SHORT PROBLEM: From the entries below, copy every line holding the word "caption".

_ _ _ _ _

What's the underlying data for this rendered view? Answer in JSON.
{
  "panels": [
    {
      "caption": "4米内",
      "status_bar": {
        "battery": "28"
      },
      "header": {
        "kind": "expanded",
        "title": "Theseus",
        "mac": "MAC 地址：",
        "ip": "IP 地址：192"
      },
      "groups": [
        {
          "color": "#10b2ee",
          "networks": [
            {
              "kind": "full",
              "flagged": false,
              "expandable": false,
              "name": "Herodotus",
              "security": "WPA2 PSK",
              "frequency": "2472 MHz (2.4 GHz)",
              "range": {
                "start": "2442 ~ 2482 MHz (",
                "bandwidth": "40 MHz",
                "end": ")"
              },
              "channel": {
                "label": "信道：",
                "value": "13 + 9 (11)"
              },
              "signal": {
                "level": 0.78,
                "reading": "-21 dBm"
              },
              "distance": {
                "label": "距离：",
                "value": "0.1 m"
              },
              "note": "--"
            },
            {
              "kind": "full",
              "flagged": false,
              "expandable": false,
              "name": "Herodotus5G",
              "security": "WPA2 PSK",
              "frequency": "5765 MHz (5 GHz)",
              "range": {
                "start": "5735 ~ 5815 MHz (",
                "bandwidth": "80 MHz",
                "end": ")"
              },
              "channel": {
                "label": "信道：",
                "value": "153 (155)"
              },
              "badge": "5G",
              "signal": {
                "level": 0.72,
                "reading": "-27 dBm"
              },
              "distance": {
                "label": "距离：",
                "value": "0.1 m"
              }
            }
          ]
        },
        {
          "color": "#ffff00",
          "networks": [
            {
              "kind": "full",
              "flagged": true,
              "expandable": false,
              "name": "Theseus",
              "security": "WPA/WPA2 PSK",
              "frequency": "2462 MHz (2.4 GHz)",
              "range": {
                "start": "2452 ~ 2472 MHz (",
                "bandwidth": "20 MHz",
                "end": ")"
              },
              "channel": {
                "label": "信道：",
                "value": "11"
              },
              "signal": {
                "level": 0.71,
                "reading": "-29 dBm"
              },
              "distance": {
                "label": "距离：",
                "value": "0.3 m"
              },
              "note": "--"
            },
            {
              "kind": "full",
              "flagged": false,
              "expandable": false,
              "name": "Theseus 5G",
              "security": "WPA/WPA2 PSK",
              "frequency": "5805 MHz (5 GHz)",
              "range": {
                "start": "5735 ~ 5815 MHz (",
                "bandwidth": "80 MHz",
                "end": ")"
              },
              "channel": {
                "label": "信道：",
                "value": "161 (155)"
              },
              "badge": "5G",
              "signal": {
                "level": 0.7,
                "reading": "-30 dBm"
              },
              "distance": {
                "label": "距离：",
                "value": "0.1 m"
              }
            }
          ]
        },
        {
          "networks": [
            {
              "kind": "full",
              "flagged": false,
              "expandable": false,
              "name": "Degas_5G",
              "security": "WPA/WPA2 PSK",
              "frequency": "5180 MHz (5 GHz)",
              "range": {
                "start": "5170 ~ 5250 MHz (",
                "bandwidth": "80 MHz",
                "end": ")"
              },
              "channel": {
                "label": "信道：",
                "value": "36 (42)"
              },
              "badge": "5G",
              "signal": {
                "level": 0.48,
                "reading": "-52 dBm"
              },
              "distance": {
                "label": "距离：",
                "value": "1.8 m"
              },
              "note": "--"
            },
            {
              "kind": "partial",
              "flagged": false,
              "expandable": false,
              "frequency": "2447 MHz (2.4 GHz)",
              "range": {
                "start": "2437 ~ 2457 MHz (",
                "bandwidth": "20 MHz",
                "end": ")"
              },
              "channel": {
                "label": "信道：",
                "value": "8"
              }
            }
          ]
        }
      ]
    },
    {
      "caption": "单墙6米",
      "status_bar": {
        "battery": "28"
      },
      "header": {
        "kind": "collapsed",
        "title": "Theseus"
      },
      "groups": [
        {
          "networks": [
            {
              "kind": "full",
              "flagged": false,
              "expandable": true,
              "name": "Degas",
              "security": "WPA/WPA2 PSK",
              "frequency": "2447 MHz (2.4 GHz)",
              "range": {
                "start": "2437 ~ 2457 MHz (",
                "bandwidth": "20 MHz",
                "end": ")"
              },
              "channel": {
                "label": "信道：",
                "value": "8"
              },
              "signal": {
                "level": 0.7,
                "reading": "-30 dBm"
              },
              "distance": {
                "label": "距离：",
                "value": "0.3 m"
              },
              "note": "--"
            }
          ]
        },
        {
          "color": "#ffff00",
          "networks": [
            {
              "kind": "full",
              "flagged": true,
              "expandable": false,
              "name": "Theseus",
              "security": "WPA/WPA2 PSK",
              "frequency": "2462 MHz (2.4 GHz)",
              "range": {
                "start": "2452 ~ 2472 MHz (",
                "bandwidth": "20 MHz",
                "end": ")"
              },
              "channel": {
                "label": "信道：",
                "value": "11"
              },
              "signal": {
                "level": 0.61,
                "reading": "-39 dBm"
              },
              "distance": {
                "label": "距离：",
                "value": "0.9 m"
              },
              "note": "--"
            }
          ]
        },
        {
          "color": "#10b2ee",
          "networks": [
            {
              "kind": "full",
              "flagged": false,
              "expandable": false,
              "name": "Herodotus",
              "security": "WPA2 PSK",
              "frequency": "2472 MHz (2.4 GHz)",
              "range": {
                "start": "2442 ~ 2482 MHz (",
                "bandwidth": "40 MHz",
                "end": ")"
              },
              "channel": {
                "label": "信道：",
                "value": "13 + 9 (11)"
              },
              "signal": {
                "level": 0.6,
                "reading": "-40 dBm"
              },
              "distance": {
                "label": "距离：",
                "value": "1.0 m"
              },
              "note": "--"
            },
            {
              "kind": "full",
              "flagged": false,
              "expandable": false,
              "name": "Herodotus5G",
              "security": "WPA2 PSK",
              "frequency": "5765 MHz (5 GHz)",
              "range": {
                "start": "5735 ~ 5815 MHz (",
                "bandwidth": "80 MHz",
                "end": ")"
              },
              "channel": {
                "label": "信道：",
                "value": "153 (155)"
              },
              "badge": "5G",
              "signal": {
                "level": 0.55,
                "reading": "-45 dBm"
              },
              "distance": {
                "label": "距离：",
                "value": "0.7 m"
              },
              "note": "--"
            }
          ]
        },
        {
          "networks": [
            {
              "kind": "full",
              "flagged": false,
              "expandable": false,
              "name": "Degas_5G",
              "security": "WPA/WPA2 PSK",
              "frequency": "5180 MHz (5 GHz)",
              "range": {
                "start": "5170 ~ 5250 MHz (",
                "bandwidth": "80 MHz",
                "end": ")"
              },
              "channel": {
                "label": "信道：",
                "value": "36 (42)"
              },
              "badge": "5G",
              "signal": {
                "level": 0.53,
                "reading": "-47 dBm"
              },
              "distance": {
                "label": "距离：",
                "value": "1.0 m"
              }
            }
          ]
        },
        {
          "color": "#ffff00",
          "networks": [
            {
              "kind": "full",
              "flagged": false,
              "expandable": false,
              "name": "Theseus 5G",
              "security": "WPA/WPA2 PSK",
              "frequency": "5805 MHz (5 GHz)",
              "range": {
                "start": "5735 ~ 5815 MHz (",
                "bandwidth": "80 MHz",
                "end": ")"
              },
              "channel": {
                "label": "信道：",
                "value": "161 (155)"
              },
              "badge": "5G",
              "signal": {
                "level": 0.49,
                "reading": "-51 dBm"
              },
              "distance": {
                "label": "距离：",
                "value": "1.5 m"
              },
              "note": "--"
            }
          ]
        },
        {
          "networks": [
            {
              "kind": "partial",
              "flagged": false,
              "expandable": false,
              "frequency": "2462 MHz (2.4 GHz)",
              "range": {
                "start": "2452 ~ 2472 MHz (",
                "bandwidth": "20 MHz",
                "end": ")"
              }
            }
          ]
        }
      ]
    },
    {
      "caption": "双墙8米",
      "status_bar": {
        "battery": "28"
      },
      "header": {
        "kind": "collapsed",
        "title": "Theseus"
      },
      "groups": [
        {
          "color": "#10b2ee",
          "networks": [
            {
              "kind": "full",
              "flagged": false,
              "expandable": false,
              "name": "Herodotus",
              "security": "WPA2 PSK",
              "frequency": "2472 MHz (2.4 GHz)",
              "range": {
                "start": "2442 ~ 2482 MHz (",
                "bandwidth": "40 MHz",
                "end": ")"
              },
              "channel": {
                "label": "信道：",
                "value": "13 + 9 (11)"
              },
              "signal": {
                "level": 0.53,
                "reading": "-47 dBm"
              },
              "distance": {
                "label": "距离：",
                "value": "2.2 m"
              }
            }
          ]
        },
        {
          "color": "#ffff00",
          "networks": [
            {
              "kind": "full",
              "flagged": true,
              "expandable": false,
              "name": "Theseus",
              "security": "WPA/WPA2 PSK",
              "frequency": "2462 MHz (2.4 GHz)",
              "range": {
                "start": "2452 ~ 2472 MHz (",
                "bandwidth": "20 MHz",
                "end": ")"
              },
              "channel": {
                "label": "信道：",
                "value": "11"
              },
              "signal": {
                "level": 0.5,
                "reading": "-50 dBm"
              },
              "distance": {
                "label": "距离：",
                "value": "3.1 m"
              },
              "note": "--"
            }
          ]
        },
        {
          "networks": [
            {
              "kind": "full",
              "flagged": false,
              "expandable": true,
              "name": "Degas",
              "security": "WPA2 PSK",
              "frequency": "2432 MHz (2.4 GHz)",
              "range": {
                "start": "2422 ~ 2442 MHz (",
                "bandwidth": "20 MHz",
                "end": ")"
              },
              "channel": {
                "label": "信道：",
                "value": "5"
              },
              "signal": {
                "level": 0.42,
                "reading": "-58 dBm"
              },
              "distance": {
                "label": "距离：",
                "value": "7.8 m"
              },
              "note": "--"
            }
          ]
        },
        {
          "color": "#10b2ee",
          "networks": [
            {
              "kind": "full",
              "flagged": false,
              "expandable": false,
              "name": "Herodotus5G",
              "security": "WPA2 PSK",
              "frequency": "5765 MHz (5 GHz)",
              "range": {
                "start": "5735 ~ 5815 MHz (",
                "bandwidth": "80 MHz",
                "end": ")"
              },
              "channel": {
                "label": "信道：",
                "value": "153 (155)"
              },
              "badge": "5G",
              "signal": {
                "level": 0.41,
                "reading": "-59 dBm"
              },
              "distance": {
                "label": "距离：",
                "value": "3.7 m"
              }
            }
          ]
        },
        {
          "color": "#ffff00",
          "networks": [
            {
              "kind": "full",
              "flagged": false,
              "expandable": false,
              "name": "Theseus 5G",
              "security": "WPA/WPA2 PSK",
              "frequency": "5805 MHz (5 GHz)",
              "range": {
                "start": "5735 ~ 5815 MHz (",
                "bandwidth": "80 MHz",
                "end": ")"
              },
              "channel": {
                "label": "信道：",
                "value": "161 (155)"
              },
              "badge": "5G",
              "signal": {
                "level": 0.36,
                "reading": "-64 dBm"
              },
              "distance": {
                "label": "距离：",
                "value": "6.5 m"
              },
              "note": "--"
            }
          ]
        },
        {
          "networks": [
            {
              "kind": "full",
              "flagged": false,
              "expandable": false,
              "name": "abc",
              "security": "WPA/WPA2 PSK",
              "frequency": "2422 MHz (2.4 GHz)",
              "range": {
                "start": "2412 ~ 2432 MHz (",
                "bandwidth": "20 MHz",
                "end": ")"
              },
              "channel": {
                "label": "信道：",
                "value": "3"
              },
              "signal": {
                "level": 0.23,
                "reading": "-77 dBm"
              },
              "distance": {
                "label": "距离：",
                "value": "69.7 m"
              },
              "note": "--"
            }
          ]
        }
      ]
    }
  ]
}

_ _ _ _ _

ANSWER IN FULL:
      "caption": "4米内",
      "caption": "单墙6米",
      "caption": "双墙8米",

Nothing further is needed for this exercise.